Dataset items
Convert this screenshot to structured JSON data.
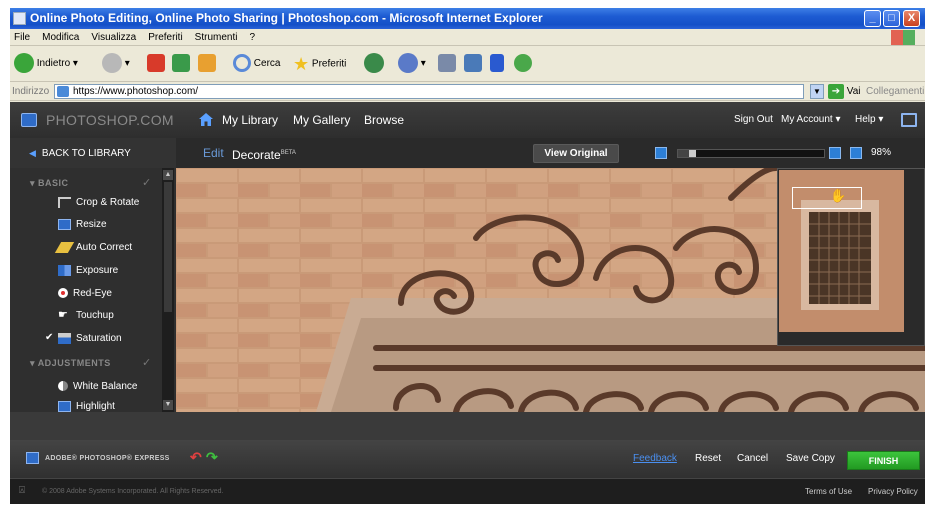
{
  "window": {
    "title": "Online Photo Editing, Online Photo Sharing | Photoshop.com - Microsoft Internet Explorer",
    "min_glyph": "_",
    "max_glyph": "□",
    "close_glyph": "X"
  },
  "menu": [
    "File",
    "Modifica",
    "Visualizza",
    "Preferiti",
    "Strumenti",
    "?"
  ],
  "toolbar": {
    "back_label": "Indietro",
    "search_label": "Cerca",
    "favorites_label": "Preferiti"
  },
  "address": {
    "label": "Indirizzo",
    "url": "https://www.photoshop.com/",
    "go_label": "Vai",
    "links_label": "Collegamenti"
  },
  "app": {
    "brand": "PHOTOSHOP.COM",
    "nav": [
      "My Library",
      "My Gallery",
      "Browse"
    ],
    "account": {
      "sign_out": "Sign Out",
      "my_account": "My Account",
      "help": "Help"
    },
    "back_to_library": "BACK TO LIBRARY",
    "tabs": {
      "edit": "Edit",
      "decorate": "Decorate",
      "beta": "BETA"
    },
    "view_original": "View Original",
    "zoom": {
      "percent": "98%",
      "slider_level": 0.12
    },
    "sections": {
      "basic": "BASIC",
      "adjustments": "ADJUSTMENTS"
    },
    "tools_basic": [
      "Crop & Rotate",
      "Resize",
      "Auto Correct",
      "Exposure",
      "Red-Eye",
      "Touchup",
      "Saturation"
    ],
    "tools_adjustments": [
      "White Balance",
      "Highlight"
    ],
    "bottom": {
      "express": "ADOBE® PHOTOSHOP® EXPRESS",
      "feedback": "Feedback",
      "reset": "Reset",
      "cancel": "Cancel",
      "save_copy": "Save Copy",
      "finish": "FINISH"
    },
    "footer": {
      "copyright": "© 2008 Adobe Systems Incorporated. All Rights Reserved.",
      "terms": "Terms of Use",
      "privacy": "Privacy Policy"
    }
  },
  "colors": {
    "accent": "#2f6cc8",
    "finish": "#2aa52a",
    "brick": "#c69876"
  }
}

What this task involves
Omit every image. Quote each record exactly.

Problem solution
Convert this screenshot to structured JSON data.
{
  "window": {
    "title": "Online Photo Editing, Online Photo Sharing | Photoshop.com - Microsoft Internet Explorer",
    "min_glyph": "_",
    "max_glyph": "□",
    "close_glyph": "X"
  },
  "menu": [
    "File",
    "Modifica",
    "Visualizza",
    "Preferiti",
    "Strumenti",
    "?"
  ],
  "toolbar": {
    "back_label": "Indietro",
    "search_label": "Cerca",
    "favorites_label": "Preferiti"
  },
  "address": {
    "label": "Indirizzo",
    "url": "https://www.photoshop.com/",
    "go_label": "Vai",
    "links_label": "Collegamenti"
  },
  "app": {
    "brand": "PHOTOSHOP.COM",
    "nav": [
      "My Library",
      "My Gallery",
      "Browse"
    ],
    "account": {
      "sign_out": "Sign Out",
      "my_account": "My Account",
      "help": "Help"
    },
    "back_to_library": "BACK TO LIBRARY",
    "tabs": {
      "edit": "Edit",
      "decorate": "Decorate",
      "beta": "BETA"
    },
    "view_original": "View Original",
    "zoom": {
      "percent": "98%",
      "slider_level": 0.12
    },
    "sections": {
      "basic": "BASIC",
      "adjustments": "ADJUSTMENTS"
    },
    "tools_basic": [
      "Crop & Rotate",
      "Resize",
      "Auto Correct",
      "Exposure",
      "Red-Eye",
      "Touchup",
      "Saturation"
    ],
    "tools_adjustments": [
      "White Balance",
      "Highlight"
    ],
    "bottom": {
      "express": "ADOBE® PHOTOSHOP® EXPRESS",
      "feedback": "Feedback",
      "reset": "Reset",
      "cancel": "Cancel",
      "save_copy": "Save Copy",
      "finish": "FINISH"
    },
    "footer": {
      "copyright": "© 2008 Adobe Systems Incorporated. All Rights Reserved.",
      "terms": "Terms of Use",
      "privacy": "Privacy Policy"
    }
  },
  "colors": {
    "accent": "#2f6cc8",
    "finish": "#2aa52a",
    "brick": "#c69876"
  }
}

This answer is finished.